Вообще мы были предоставлены сами себе. После занятий в школе, мы, наспех сделав уроки, бежали на горку и катались там до ночных звезд. Когда спохватывались идти домой, то не хотелось уже топить печь, и мы часто ложились спать прямо одетыми в промерзшие кровати. А утром никак не могли встать на ледяной пол.
Не хотелось вылезать из-под одеял на воздух, который при дыхании «парил». Стены изнутри покрывались инеем, и мы пропускали уроки, продолжая спать. Приходила уборщица, которая мыла полы в нашем доме, затапливала печь и ворчала на нас, что мы совсем обленились. Когда теплый воздух прогревал комнату, мы отваживались встать с коек и кое-как умыться ледяной водой под умывальником, который висел в кухне. А если не было воды, которую мальчики приносили с реки, мы умывались снегом, обжигая руки и лицо. Я часто болела ангиной, и с высокой температурой оставалась дома, то есть в интернате. Но едва температура спадала, я вновь со всеми валялась в снегу, каталась с горы. Не было никакого чувства страха и опасности за свое здоровье. Я совершенно забыла о болезни и жила детскими заботами и интересами, как все здоровые дети. Хоть у меня было освобождение от физкультуры, очень хотелось научиться кататься на лыжах, участвовать в разных соревнованиях, то есть быть как все. Стыдно было обособляться от других, пользоваться болезнью как какой-то льготой. Сейчас понимаю, что нужно было беречься, остерегаться лишних нагрузок, падений, но, наверное, я не одна была такая. Да и энергия просила выхода. В детском возрасте не задумываешься о последствиях.

▬▬▬▬▬▬

▶ [Цель задания]:
Перепишите дословно часть отрывка о зимней жизни в интернате, начиная со слов «Вообще мы были» и заканчивая словами «на ледяной пол.».

▬▬▬▬▬▬

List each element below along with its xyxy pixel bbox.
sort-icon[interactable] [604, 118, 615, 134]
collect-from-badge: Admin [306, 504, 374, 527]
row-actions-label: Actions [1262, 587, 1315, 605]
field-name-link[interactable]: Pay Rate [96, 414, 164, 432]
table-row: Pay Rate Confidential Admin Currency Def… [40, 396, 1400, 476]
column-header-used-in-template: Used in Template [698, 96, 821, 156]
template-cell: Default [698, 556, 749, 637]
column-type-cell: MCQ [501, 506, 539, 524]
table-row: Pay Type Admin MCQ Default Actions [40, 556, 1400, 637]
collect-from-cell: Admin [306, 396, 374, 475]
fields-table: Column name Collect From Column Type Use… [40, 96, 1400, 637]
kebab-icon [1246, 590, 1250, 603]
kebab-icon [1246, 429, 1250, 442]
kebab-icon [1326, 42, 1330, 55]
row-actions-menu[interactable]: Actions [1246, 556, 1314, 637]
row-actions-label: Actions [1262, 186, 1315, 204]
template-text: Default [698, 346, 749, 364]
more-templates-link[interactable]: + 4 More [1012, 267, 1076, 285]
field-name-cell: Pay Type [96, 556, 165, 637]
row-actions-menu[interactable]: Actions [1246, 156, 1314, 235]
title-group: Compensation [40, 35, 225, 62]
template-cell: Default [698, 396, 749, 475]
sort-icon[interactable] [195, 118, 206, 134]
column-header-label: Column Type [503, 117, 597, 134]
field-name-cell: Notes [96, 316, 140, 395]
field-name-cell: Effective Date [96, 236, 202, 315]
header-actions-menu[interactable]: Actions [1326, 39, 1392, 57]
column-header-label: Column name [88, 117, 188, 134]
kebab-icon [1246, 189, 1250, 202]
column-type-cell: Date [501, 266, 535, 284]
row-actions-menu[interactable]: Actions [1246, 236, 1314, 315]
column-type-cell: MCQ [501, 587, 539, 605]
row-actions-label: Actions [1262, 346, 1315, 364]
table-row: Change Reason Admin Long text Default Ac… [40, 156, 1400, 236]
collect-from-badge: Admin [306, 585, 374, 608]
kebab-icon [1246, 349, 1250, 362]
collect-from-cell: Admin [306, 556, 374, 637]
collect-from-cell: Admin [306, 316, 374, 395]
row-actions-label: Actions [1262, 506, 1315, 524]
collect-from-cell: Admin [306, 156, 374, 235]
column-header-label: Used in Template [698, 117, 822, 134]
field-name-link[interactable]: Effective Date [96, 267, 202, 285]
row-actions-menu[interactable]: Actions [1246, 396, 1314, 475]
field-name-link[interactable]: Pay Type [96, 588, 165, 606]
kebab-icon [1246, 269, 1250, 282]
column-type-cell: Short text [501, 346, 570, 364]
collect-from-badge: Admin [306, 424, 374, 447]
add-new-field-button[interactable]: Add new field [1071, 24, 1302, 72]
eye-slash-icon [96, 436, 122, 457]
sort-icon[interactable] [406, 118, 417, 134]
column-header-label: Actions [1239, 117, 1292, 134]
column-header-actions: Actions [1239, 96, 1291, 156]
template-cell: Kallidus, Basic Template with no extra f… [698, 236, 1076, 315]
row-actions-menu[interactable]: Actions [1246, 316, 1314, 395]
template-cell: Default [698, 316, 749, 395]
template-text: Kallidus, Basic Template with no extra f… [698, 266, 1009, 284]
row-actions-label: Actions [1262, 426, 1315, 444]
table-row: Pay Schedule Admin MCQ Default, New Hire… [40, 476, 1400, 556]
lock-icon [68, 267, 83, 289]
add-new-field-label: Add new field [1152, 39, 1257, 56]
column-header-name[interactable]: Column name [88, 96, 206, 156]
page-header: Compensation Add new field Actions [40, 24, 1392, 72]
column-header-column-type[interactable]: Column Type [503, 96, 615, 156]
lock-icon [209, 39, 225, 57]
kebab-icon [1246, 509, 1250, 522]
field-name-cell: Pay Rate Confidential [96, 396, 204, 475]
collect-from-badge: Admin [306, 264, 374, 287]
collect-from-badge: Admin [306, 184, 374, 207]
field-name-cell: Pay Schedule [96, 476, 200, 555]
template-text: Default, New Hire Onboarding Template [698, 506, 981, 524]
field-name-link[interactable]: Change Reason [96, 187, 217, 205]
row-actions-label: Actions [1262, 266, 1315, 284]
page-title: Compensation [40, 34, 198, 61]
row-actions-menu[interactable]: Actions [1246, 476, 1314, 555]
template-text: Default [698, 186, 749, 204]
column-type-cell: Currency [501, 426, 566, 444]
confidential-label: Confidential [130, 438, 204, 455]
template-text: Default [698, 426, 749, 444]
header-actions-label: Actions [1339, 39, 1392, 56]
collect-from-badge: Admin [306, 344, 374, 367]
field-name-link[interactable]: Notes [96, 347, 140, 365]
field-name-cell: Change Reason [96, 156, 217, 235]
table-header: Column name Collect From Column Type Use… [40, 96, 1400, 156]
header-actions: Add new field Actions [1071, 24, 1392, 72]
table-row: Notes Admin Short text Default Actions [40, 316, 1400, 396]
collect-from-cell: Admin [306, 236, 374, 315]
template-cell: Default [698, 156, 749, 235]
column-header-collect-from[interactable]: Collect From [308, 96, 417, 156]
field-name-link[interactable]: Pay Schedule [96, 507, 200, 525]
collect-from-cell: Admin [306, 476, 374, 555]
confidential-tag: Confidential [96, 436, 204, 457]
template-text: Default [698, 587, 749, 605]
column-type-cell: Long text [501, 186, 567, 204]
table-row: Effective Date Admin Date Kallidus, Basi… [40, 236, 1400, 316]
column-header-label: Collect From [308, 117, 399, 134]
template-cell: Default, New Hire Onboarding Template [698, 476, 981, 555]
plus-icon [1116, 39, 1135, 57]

▬▬▬▬▬▬

▶ [Решение]:
Вообще мы были предоставлены сами себе. После занятий в школе, мы, наспех сделав уроки, бежали на горку и катались там до ночных звезд. Когда спохватывались идти домой, то не хотелось уже топить печь, и мы часто ложились спать прямо одетыми в промерзшие кровати. А утром никак не могли встать на ледяной пол.